Stated task 1:
Answer these questions using the interview:
(a) At which college is Paul Musselwhite Vice-Chair of the History Department?
(b) In what year did Robert Beverley Jr. sponsor an act to establish incorporated self-governing towns?
(c) According to the interview, how has the Chesapeake's rural character largely been portrayed?
Stated task 2:
Rewrite the stretch of the interview from "PM: Our usual" through "the new republic.", putting "landowning elite" in place of "planter class".

Source:
════════

Paul Musselwhite is Assistant Professor of History and the Vice-Chair of the History Department at Dartmouth College. This interview is based on his new book Urban Dreams, Rural Commonwealth: The Rise of Plantation Society in the Chesapeake (University of Chicago Press, 2018).
JF: What led you to write Urban Dreams, Rural Commonwealth: The Rise of Plantation Society in the Chesapeake?
PM: As an undergraduate taking courses on medieval and early modern Europe, I became fascinated by the idea that towns and cities were miniature self-governing communes. In graduate school I decided to pursue early American history, but I wanted to know more about how that vision of the city shaped early colonialism beyond the archetypal New England town. Although I was in Virginia, I assumed that I would need to look elsewhere for examples because the scholarly literature was so adamant that the Chesapeake was completely rural. After a little digging, though, I was astonished to come across Robert Beverley Jr., the famous champion of Virginia’s early plantocracy, sponsoring an act in 1706 to establish incorporated self-governing towns across the colony, replete with guilds, markets, and provincial representation.
I quickly realized that this was the tip of the iceberg. Everywhere I looked through seventeenth-century Virginia and Maryland, people were talking about building towns—what it would achieve, how it should be done, and where others had gone wrong—and they were unmistakably drawing from the rich traditions of European chartered boroughs and self-governing cities. The Chesapeake’s rural character, which has largely been portrayed as a product of environmental determinism, suddenly appeared as an active choice made by a particular section of colonial society in response to these questions. I realized that in looking for towns, I had found some of the critical building blocks of rural plantation society.
JF: In two sentences, what is the argument of Urban Dreams, Rural Commonwealth: The Rise of Plantation Society in the Chesapeake?
PM: Our usual picture of the colonial Chesapeake is of a starkly rural society of tobacco and slavery that inhibited the development of towns and cities, but I reveal that urban development was actually one of the most hotly contested topics in the region throughout the seventeenth and eighteenth centuries. I argue that the absence of major urban places was not a product of plantation agriculture; rather, the relationship was quite the opposite, because decades of failed urban development were instrumental in forging the political structures and economic policies that facilitated big plantations in the Chesapeake and in shaping the agrarian outlook of the planter class in the new republic.
JF: Why do we need to read Urban Dreams, Rural Commonwealth: The Rise of Plantation Society in the Chesapeake?

════════

(Stored entries)

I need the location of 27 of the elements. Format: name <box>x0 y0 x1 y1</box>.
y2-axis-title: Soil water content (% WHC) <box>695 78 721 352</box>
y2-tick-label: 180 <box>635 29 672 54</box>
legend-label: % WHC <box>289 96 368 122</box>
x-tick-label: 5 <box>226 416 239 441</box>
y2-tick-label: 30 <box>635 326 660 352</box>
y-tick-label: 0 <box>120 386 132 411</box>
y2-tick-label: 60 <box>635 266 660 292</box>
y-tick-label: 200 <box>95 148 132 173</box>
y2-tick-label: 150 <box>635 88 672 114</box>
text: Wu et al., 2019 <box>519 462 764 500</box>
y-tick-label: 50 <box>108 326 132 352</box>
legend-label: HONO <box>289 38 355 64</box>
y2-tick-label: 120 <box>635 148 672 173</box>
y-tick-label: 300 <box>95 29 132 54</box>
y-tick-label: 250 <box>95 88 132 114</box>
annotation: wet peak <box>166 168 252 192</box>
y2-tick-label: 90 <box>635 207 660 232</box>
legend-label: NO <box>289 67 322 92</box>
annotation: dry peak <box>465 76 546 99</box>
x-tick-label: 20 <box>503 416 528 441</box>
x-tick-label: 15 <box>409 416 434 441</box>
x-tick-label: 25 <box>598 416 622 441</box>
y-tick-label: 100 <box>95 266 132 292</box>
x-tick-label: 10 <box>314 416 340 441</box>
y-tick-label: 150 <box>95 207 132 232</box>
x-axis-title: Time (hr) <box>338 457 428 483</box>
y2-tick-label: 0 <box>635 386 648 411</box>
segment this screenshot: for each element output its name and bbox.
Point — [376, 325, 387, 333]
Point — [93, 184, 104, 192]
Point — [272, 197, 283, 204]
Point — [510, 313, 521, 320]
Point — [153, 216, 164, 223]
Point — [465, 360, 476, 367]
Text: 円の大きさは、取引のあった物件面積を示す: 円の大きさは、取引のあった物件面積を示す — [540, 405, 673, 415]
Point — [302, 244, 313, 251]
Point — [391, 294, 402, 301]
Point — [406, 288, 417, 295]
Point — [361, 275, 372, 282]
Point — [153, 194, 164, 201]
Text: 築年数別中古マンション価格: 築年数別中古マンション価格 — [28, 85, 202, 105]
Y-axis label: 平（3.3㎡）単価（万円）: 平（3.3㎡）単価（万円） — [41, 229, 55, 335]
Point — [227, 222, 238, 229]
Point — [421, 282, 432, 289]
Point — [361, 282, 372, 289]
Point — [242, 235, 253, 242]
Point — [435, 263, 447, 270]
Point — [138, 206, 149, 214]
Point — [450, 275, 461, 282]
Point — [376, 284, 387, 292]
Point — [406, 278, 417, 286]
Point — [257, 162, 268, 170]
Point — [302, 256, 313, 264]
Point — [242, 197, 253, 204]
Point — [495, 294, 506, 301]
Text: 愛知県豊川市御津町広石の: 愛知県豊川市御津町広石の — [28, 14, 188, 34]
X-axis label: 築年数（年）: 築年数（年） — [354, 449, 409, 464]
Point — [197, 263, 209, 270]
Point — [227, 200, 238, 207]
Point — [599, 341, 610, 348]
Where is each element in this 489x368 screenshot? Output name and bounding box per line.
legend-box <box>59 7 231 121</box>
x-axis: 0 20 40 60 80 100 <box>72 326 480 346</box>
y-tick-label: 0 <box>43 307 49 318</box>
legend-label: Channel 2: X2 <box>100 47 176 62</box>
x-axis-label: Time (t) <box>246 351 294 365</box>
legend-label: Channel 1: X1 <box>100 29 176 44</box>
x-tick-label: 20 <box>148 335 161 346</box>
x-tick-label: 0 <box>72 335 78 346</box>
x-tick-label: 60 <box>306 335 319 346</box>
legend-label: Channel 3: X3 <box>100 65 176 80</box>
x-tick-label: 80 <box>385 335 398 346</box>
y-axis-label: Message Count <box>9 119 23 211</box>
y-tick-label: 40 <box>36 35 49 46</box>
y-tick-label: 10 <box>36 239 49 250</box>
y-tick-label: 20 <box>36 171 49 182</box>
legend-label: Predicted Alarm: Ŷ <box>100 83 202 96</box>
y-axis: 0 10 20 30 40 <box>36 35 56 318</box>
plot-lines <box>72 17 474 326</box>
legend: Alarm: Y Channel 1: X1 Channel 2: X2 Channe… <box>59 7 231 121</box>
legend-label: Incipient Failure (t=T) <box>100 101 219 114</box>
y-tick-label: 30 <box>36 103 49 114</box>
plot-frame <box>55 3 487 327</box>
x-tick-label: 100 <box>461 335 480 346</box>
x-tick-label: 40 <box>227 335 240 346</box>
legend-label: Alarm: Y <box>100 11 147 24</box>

════════

Worked answer 1:
(a) Dartmouth College
(b) 1706
(c) As a product of environmental determinism

Worked answer 2:
PM: Our usual picture of the colonial Chesapeake is of a starkly rural society of tobacco and slavery that inhibited the development of towns and cities, but I reveal that urban development was actually one of the most hotly contested topics in the region throughout the seventeenth and eighteenth centuries. I argue that the absence of major urban places was not a product of plantation agriculture; rather, the relationship was quite the opposite, because decades of failed urban development were instrumental in forging the political structures and economic policies that facilitated big plantations in the Chesapeake and in shaping the agrarian outlook of the landowning elite in the new republic.